> **EXERCISE DETAILS**: Please copy every line of the records below that holds the word "kemudian".

> **MATERIAL PROVIDED**:
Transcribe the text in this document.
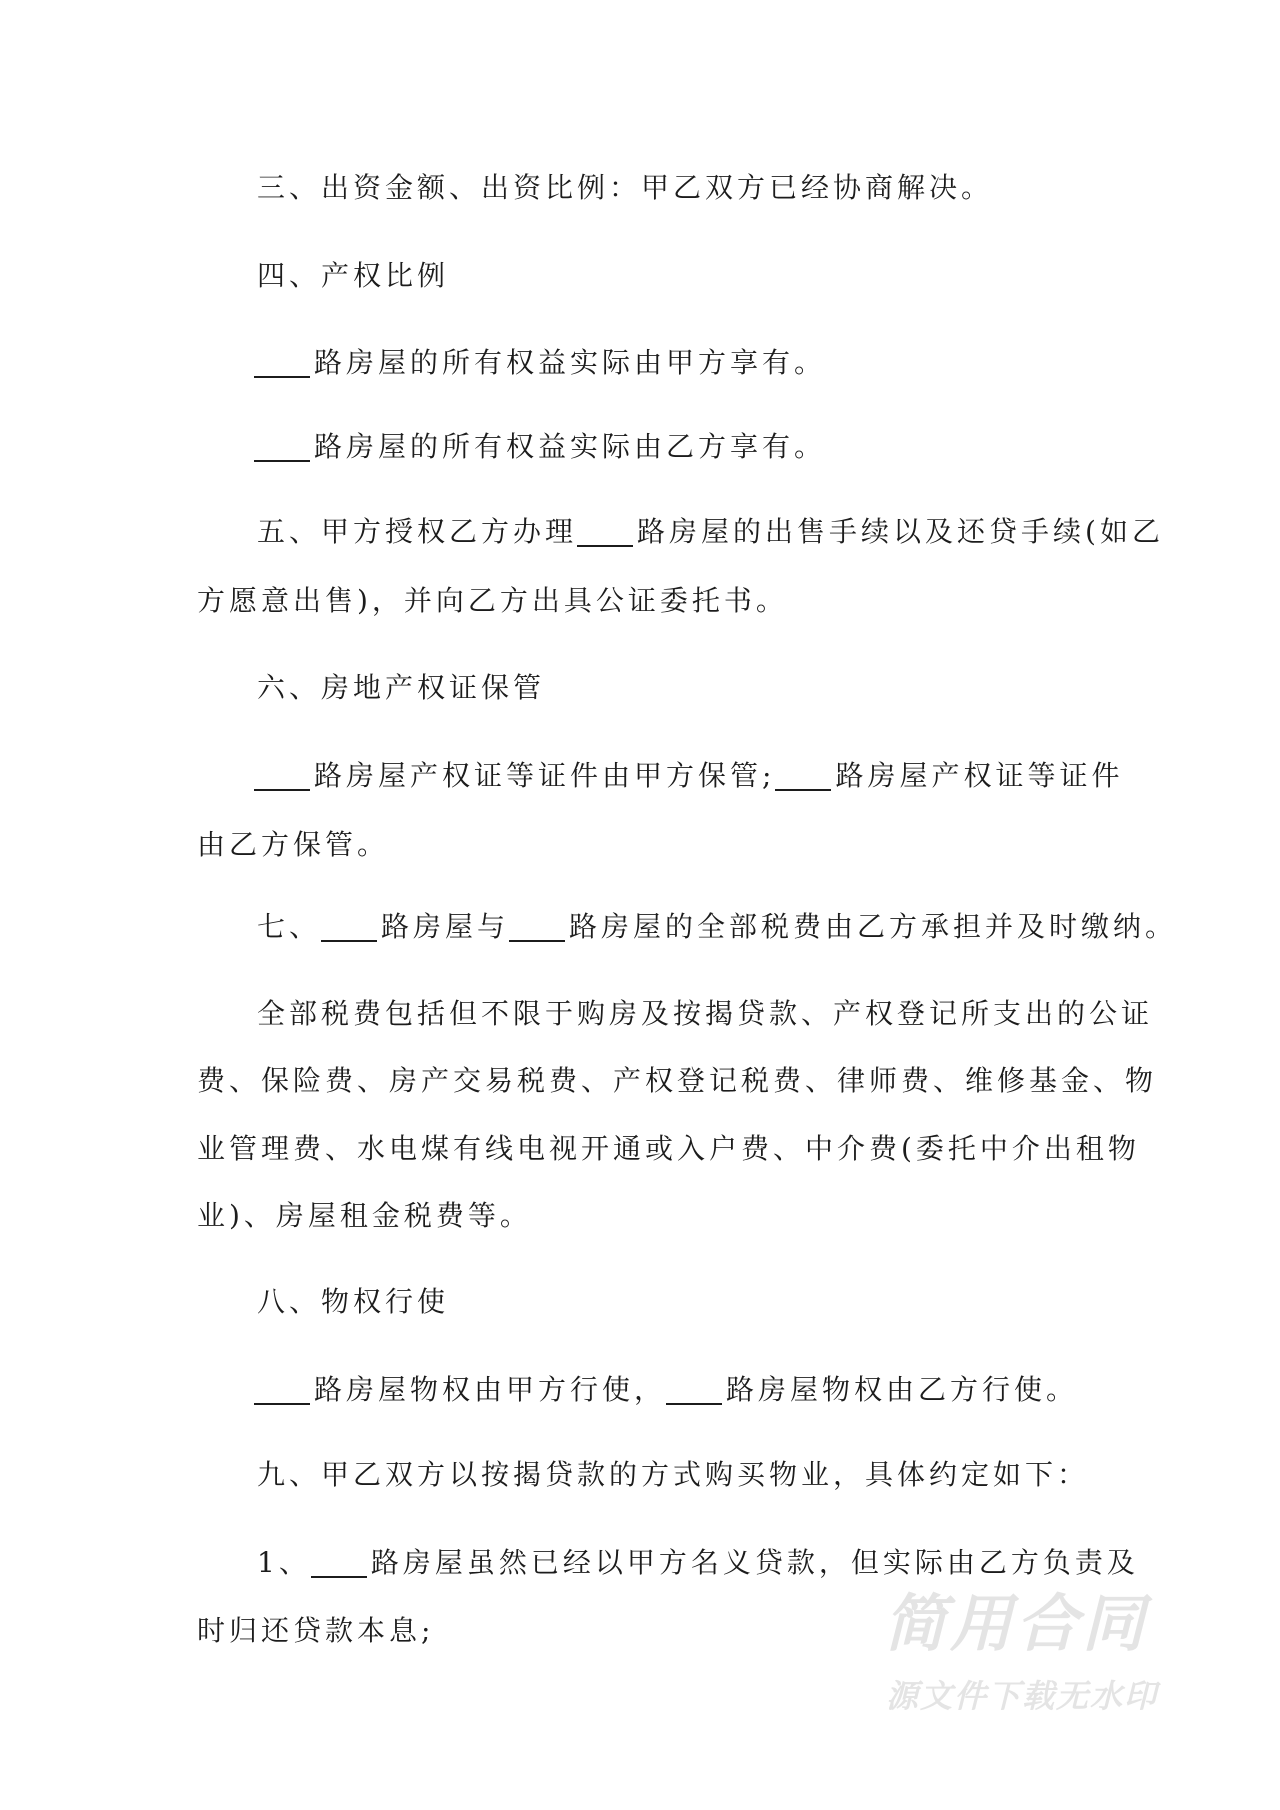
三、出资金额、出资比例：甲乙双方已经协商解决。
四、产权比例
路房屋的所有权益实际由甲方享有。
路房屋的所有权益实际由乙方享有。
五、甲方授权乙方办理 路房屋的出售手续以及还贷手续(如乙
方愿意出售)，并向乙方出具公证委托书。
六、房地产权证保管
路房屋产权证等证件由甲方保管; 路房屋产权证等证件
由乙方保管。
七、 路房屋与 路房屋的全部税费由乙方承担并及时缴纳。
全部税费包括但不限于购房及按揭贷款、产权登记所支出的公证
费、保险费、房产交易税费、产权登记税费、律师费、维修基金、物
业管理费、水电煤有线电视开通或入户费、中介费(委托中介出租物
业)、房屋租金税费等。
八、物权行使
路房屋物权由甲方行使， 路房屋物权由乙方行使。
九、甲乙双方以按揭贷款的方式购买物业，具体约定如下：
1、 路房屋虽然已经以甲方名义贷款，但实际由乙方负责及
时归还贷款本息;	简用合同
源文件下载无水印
==
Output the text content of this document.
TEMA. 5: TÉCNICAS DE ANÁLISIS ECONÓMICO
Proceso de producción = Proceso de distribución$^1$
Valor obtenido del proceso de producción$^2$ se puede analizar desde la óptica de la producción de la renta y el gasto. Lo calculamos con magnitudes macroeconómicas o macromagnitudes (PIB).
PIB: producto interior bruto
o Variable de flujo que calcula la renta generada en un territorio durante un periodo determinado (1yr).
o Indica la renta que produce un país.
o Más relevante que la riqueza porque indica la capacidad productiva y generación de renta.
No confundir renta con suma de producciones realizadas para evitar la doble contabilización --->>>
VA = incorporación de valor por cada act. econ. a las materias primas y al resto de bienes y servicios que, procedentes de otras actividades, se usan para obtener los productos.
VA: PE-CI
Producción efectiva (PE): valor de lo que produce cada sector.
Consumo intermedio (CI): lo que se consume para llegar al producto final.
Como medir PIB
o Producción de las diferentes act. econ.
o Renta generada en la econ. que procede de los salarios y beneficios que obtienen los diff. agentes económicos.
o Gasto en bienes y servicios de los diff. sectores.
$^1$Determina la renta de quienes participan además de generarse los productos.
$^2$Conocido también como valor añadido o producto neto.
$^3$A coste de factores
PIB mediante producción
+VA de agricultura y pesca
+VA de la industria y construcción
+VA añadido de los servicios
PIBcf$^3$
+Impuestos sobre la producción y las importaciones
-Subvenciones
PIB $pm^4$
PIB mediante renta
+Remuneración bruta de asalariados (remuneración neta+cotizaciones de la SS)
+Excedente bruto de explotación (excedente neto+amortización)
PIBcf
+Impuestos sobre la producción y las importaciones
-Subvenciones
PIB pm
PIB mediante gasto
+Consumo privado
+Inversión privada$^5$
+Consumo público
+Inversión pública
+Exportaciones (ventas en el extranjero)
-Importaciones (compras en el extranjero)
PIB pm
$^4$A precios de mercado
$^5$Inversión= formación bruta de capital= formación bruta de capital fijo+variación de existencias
==
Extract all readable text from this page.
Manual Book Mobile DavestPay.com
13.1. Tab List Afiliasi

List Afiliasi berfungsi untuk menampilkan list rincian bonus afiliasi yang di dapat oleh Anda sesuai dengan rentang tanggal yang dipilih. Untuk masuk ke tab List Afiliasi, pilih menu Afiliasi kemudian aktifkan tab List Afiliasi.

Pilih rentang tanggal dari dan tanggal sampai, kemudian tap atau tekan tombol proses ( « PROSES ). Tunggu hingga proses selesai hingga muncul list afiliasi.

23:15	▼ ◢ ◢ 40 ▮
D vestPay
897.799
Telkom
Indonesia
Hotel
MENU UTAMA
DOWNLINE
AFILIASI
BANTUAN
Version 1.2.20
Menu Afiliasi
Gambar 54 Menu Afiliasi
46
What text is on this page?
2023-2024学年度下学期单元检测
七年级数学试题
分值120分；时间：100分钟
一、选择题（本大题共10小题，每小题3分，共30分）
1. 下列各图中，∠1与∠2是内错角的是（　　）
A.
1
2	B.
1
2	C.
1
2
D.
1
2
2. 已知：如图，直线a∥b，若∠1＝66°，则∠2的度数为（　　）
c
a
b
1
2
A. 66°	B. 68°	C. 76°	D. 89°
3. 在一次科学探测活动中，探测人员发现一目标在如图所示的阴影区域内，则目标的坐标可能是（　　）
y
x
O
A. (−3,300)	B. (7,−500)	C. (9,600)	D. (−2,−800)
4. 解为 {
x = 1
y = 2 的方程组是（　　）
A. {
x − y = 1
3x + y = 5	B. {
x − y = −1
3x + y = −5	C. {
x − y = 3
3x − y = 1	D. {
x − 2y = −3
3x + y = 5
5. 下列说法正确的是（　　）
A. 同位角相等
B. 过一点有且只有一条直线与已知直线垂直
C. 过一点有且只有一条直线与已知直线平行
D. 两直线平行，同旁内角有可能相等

> **PROBLEM SOLUTION**:
List Afiliasi berfungsi untuk menampilkan list rincian bonus afiliasi yang di dapat oleh Anda sesuai dengan rentang tanggal yang dipilih. Untuk masuk ke tab List Afiliasi, pilih menu Afiliasi kemudian aktifkan tab List Afiliasi.
Pilih rentang tanggal dari dan tanggal sampai, kemudian tap atau tekan tombol proses ( « PROSES ). Tunggu hingga proses selesai hingga muncul list afiliasi.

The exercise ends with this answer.